'''

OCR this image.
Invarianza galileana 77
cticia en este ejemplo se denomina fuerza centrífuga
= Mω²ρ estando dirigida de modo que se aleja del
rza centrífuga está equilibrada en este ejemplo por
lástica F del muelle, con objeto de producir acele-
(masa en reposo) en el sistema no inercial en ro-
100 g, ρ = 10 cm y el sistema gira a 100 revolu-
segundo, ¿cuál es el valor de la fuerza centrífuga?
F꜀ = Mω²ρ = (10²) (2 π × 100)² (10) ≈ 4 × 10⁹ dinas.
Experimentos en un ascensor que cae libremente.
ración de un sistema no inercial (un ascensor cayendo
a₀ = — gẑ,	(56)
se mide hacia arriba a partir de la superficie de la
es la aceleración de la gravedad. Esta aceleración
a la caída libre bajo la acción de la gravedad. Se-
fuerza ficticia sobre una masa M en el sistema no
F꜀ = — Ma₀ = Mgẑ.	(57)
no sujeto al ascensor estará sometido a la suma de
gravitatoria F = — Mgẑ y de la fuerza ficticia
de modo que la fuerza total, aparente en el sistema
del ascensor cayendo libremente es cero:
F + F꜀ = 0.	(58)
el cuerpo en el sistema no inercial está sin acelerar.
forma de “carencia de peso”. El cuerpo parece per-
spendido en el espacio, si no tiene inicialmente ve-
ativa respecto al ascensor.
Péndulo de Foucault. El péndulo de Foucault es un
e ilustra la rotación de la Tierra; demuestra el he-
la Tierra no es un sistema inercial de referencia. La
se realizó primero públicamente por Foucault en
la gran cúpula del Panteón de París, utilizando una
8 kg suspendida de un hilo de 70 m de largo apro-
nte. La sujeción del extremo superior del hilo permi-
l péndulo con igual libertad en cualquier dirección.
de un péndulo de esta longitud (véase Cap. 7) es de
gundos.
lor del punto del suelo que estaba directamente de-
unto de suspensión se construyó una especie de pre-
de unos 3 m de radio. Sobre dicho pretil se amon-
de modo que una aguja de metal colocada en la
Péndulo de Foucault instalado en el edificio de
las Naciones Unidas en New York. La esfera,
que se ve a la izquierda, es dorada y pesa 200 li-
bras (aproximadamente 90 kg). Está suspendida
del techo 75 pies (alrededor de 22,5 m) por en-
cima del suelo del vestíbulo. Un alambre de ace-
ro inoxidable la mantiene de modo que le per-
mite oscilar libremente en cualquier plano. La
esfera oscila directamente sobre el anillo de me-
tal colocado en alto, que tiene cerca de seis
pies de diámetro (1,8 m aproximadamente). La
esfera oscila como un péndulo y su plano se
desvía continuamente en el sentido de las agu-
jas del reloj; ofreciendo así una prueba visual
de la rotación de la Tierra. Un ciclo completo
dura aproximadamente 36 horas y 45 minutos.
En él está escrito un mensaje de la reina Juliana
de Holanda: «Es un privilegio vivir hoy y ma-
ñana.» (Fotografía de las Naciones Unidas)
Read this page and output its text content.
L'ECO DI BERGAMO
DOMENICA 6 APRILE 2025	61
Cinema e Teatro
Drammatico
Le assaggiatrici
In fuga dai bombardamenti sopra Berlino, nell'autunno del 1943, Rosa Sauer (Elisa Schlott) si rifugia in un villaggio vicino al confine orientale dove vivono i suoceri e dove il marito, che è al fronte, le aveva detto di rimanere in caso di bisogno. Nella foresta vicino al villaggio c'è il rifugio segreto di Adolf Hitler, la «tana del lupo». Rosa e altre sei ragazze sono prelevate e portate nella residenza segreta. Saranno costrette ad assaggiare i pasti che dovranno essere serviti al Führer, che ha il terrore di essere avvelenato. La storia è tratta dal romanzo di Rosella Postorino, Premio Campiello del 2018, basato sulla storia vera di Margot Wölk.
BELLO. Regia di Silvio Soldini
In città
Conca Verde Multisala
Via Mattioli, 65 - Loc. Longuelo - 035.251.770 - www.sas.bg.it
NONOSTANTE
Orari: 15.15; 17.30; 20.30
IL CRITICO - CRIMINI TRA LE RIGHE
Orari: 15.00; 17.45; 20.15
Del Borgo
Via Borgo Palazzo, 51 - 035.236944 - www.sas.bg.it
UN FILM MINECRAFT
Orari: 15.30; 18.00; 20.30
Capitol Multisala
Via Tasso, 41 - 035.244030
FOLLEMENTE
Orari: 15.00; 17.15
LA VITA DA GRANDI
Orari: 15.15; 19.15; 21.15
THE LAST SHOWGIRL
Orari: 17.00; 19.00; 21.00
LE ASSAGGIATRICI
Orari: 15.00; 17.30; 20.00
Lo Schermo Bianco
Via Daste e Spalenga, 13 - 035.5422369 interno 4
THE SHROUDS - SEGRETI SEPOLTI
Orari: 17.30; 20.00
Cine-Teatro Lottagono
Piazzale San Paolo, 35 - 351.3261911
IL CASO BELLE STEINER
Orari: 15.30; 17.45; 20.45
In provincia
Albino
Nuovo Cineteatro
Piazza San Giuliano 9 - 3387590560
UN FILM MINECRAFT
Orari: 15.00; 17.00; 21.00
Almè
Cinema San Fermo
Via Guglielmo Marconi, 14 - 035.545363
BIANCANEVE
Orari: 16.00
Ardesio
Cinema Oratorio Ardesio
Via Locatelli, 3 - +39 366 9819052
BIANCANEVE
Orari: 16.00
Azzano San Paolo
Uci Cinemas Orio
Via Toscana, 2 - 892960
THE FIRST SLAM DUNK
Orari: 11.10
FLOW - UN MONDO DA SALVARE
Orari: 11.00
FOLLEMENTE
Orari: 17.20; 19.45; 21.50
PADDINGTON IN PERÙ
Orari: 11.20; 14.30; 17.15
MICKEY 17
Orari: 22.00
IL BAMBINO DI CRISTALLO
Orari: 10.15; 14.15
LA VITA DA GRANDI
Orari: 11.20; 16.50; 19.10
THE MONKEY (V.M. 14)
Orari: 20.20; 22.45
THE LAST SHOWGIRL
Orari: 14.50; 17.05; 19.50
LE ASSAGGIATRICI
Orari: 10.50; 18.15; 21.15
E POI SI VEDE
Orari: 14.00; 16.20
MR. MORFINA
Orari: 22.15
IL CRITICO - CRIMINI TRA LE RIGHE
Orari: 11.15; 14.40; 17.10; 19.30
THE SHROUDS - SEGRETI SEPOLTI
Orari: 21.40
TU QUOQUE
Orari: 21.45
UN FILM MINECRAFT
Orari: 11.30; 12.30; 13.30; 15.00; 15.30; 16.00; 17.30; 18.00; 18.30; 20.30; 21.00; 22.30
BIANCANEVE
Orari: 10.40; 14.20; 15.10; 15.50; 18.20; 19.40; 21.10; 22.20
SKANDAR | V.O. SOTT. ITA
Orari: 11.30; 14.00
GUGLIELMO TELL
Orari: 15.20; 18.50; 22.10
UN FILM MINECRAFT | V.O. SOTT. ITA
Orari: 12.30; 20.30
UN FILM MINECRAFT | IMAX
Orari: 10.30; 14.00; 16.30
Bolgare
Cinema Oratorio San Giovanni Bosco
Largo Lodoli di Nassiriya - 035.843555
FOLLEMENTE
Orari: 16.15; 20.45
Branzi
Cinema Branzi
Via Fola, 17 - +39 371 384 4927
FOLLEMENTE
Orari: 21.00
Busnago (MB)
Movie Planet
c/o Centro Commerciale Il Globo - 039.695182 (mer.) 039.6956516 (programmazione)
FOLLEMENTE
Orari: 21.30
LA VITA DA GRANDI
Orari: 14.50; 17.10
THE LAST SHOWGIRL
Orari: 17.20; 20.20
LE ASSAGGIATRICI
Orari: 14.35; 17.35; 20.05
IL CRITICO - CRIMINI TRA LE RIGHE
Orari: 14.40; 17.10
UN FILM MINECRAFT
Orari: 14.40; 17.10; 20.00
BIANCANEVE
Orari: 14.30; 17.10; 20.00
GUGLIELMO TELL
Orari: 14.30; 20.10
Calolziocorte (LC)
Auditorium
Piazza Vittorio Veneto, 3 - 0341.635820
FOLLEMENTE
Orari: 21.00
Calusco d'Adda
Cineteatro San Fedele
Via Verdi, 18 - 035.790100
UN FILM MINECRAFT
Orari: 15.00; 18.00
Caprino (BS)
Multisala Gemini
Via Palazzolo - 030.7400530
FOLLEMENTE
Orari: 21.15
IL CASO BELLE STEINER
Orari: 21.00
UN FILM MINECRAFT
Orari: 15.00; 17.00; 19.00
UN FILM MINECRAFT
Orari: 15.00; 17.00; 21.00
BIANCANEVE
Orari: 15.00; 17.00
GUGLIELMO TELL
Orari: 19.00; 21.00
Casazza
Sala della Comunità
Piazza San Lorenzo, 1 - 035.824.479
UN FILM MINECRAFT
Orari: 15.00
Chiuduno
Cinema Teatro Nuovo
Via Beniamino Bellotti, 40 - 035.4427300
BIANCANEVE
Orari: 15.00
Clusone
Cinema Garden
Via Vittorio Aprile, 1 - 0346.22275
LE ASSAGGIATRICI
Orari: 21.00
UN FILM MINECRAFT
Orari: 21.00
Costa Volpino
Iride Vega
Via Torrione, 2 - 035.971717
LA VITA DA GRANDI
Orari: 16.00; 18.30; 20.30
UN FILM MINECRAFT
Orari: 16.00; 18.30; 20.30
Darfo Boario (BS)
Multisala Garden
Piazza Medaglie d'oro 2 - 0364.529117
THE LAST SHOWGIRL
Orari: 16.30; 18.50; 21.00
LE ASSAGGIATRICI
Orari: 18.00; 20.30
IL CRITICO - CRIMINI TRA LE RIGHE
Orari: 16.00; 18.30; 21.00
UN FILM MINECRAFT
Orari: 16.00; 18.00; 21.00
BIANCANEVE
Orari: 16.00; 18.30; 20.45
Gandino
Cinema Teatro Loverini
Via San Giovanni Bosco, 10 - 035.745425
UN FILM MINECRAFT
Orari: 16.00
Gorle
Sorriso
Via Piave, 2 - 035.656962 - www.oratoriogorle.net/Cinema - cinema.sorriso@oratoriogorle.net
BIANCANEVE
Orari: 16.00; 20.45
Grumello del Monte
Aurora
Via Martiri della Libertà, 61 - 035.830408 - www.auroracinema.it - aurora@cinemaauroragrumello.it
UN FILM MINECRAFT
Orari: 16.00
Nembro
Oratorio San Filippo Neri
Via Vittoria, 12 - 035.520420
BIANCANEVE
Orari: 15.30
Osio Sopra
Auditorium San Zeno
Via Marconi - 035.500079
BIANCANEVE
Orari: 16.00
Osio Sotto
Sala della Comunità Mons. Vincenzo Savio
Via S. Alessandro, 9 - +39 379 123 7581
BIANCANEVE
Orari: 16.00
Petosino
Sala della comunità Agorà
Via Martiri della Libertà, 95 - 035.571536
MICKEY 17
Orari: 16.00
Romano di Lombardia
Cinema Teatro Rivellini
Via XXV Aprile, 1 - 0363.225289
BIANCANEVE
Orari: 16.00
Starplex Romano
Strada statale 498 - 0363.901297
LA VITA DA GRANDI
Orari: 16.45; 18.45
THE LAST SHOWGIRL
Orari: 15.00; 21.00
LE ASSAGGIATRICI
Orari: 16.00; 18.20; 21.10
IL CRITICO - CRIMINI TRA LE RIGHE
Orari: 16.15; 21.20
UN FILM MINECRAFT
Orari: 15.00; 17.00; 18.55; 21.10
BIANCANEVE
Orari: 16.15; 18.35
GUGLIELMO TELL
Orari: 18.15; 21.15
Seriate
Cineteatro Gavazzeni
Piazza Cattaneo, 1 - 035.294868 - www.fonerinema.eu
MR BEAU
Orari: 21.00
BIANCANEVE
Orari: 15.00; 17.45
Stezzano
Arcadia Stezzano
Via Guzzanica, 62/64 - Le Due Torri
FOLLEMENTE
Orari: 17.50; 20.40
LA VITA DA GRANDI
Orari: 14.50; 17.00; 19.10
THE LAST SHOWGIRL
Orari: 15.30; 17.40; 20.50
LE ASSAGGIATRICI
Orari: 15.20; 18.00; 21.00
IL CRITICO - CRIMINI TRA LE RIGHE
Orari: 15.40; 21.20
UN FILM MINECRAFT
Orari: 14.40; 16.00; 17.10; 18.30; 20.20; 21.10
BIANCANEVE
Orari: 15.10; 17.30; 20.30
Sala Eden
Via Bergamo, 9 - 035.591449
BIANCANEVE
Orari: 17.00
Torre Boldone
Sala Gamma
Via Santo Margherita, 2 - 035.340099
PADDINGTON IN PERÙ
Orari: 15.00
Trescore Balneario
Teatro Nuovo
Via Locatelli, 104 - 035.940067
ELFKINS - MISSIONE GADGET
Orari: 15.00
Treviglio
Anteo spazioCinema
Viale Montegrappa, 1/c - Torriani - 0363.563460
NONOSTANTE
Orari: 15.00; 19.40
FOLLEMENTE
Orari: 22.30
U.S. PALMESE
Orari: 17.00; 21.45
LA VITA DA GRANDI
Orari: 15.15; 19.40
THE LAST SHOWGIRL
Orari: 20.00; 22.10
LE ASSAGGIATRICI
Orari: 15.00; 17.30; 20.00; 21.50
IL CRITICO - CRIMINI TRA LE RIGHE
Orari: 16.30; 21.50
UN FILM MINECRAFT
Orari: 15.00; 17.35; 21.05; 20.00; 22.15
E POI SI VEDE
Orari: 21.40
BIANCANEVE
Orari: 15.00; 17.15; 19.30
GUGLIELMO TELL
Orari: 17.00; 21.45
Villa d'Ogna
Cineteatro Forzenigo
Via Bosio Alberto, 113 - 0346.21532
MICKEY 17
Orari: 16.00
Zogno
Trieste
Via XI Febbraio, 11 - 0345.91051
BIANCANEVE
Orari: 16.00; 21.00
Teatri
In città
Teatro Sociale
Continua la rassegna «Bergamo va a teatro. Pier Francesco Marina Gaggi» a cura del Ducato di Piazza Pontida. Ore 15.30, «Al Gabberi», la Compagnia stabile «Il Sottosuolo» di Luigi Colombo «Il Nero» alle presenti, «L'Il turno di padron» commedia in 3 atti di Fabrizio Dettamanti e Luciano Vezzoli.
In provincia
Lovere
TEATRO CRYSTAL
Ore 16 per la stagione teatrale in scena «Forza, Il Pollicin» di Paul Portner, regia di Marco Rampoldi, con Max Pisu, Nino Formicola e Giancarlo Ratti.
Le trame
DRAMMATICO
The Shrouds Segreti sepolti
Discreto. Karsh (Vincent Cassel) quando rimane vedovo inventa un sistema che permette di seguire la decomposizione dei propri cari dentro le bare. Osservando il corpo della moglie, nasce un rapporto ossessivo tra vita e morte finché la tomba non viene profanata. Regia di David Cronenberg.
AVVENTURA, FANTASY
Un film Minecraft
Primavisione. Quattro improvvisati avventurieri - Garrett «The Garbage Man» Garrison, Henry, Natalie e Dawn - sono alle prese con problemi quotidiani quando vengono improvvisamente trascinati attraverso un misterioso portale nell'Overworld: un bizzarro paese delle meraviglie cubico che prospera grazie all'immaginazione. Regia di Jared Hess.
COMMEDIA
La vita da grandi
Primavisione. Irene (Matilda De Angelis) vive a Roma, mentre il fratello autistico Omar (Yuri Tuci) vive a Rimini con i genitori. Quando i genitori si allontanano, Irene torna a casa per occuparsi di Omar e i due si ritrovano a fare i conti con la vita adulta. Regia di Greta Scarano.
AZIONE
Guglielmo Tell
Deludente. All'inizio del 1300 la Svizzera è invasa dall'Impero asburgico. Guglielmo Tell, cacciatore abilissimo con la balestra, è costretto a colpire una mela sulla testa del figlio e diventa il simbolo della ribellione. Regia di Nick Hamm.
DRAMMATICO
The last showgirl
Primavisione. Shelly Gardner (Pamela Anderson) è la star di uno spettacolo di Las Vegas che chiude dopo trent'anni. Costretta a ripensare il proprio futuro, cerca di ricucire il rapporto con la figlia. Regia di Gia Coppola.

'''

→ WHAT IS NEEDED
Read the lines above. Gather those in which the string "cuerpo" is found.

→ RESPONSE TO THE TASK
el cuerpo en el sistema no inercial está sin acelerar.
forma de “carencia de peso”. El cuerpo parece per-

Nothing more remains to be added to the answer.